_WHAT THIS TASK INVOLVES_. Send each entry back exactly as given, pictures excluded.

_RECORD EXTRACTS_.
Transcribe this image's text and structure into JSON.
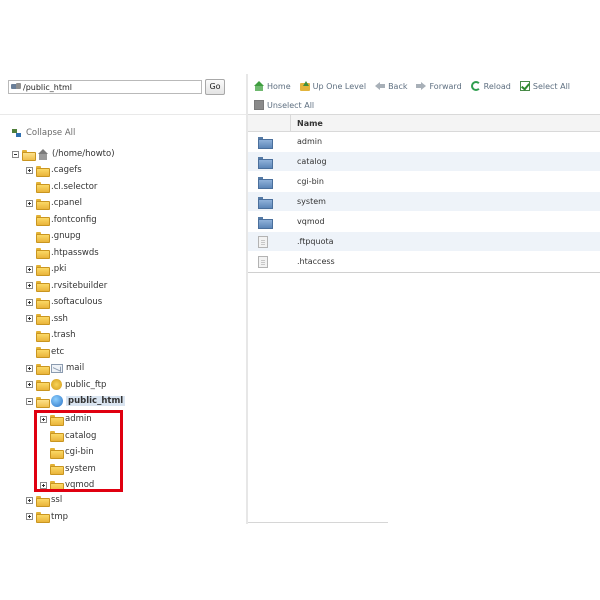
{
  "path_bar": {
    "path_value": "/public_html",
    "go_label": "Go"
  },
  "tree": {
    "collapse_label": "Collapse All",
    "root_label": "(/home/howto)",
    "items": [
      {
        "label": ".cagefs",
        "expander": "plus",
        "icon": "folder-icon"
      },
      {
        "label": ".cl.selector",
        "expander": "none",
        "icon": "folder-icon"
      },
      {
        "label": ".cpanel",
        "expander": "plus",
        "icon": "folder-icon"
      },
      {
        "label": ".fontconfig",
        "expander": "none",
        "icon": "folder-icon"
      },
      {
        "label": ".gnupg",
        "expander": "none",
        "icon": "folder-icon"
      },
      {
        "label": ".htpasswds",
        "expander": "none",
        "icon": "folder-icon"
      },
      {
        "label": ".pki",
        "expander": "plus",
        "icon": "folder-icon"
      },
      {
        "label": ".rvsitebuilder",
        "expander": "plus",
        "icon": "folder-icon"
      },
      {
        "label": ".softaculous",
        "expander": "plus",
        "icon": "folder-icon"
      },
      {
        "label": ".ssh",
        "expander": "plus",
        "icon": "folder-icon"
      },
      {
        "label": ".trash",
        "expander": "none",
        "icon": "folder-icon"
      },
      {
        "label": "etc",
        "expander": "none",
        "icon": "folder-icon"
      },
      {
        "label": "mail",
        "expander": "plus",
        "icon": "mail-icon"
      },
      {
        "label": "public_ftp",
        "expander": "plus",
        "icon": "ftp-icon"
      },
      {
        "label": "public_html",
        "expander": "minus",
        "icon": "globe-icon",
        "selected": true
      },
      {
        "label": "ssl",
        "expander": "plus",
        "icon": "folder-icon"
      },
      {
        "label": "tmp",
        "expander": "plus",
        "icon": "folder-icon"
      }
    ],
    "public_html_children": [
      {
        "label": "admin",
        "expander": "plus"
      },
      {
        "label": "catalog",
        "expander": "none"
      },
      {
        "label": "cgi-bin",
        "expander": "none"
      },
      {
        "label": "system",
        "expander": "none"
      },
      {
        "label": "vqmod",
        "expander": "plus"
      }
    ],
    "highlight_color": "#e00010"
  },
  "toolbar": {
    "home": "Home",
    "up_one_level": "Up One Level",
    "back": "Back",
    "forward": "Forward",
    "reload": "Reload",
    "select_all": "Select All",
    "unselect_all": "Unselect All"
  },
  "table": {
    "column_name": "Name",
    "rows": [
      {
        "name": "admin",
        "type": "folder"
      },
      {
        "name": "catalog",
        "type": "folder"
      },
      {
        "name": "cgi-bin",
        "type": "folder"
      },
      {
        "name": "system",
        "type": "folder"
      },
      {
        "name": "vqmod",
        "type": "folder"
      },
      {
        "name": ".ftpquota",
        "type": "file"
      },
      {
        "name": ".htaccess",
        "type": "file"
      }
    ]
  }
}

_COMPLETE ANSWER_.
Transcribe this image's text and structure into JSON.
{
  "path_bar": {
    "path_value": "/public_html",
    "go_label": "Go"
  },
  "tree": {
    "collapse_label": "Collapse All",
    "root_label": "(/home/howto)",
    "items": [
      {
        "label": ".cagefs",
        "expander": "plus",
        "icon": "folder-icon"
      },
      {
        "label": ".cl.selector",
        "expander": "none",
        "icon": "folder-icon"
      },
      {
        "label": ".cpanel",
        "expander": "plus",
        "icon": "folder-icon"
      },
      {
        "label": ".fontconfig",
        "expander": "none",
        "icon": "folder-icon"
      },
      {
        "label": ".gnupg",
        "expander": "none",
        "icon": "folder-icon"
      },
      {
        "label": ".htpasswds",
        "expander": "none",
        "icon": "folder-icon"
      },
      {
        "label": ".pki",
        "expander": "plus",
        "icon": "folder-icon"
      },
      {
        "label": ".rvsitebuilder",
        "expander": "plus",
        "icon": "folder-icon"
      },
      {
        "label": ".softaculous",
        "expander": "plus",
        "icon": "folder-icon"
      },
      {
        "label": ".ssh",
        "expander": "plus",
        "icon": "folder-icon"
      },
      {
        "label": ".trash",
        "expander": "none",
        "icon": "folder-icon"
      },
      {
        "label": "etc",
        "expander": "none",
        "icon": "folder-icon"
      },
      {
        "label": "mail",
        "expander": "plus",
        "icon": "mail-icon"
      },
      {
        "label": "public_ftp",
        "expander": "plus",
        "icon": "ftp-icon"
      },
      {
        "label": "public_html",
        "expander": "minus",
        "icon": "globe-icon",
        "selected": true
      },
      {
        "label": "ssl",
        "expander": "plus",
        "icon": "folder-icon"
      },
      {
        "label": "tmp",
        "expander": "plus",
        "icon": "folder-icon"
      }
    ],
    "public_html_children": [
      {
        "label": "admin",
        "expander": "plus"
      },
      {
        "label": "catalog",
        "expander": "none"
      },
      {
        "label": "cgi-bin",
        "expander": "none"
      },
      {
        "label": "system",
        "expander": "none"
      },
      {
        "label": "vqmod",
        "expander": "plus"
      }
    ],
    "highlight_color": "#e00010"
  },
  "toolbar": {
    "home": "Home",
    "up_one_level": "Up One Level",
    "back": "Back",
    "forward": "Forward",
    "reload": "Reload",
    "select_all": "Select All",
    "unselect_all": "Unselect All"
  },
  "table": {
    "column_name": "Name",
    "rows": [
      {
        "name": "admin",
        "type": "folder"
      },
      {
        "name": "catalog",
        "type": "folder"
      },
      {
        "name": "cgi-bin",
        "type": "folder"
      },
      {
        "name": "system",
        "type": "folder"
      },
      {
        "name": "vqmod",
        "type": "folder"
      },
      {
        "name": ".ftpquota",
        "type": "file"
      },
      {
        "name": ".htaccess",
        "type": "file"
      }
    ]
  }
}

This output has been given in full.